══ Data extract
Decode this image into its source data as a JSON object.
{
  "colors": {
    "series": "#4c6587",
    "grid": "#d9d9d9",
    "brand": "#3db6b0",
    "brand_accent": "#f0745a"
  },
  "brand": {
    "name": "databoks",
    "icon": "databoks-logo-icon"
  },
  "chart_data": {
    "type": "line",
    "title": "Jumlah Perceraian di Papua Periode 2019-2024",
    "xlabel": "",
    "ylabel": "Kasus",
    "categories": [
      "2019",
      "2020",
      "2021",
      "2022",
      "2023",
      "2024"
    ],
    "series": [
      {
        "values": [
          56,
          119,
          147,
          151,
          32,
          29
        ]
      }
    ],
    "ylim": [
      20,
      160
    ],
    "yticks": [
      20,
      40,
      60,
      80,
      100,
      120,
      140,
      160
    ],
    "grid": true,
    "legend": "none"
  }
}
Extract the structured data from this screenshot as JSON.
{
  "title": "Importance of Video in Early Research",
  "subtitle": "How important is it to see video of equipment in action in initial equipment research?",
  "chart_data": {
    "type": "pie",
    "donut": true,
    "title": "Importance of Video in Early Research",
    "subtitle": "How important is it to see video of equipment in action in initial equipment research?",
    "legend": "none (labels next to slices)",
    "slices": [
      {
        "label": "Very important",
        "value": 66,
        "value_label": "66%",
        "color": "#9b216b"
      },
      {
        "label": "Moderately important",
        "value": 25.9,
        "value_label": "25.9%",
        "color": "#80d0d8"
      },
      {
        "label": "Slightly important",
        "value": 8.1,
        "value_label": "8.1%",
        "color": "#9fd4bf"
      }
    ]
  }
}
════
### Prompt
Extract each line of the material exactly as it stands.

### Exercise result
Decode this image into its source data as a JSON object.
{
  "colors": {
    "series": "#4c6587",
    "grid": "#d9d9d9",
    "brand": "#3db6b0",
    "brand_accent": "#f0745a"
  },
  "brand": {
    "name": "databoks",
    "icon": "databoks-logo-icon"
  },
  "chart_data": {
    "type": "line",
    "title": "Jumlah Perceraian di Papua Periode 2019-2024",
    "xlabel": "",
    "ylabel": "Kasus",
    "categories": [
      "2019",
      "2020",
      "2021",
      "2022",
      "2023",
      "2024"
    ],
    "series": [
      {
        "values": [
          56,
          119,
          147,
          151,
          32,
          29
        ]
      }
    ],
    "ylim": [
      20,
      160
    ],
    "yticks": [
      20,
      40,
      60,
      80,
      100,
      120,
      140,
      160
    ],
    "grid": true,
    "legend": "none"
  }
}
Extract the structured data from this screenshot as JSON.
{
  "title": "Importance of Video in Early Research",
  "subtitle": "How important is it to see video of equipment in action in initial equipment research?",
  "chart_data": {
    "type": "pie",
    "donut": true,
    "title": "Importance of Video in Early Research",
    "subtitle": "How important is it to see video of equipment in action in initial equipment research?",
    "legend": "none (labels next to slices)",
    "slices": [
      {
        "label": "Very important",
        "value": 66,
        "value_label": "66%",
        "color": "#9b216b"
      },
      {
        "label": "Moderately important",
        "value": 25.9,
        "value_label": "25.9%",
        "color": "#80d0d8"
      },
      {
        "label": "Slightly important",
        "value": 8.1,
        "value_label": "8.1%",
        "color": "#9fd4bf"
      }
    ]
  }
}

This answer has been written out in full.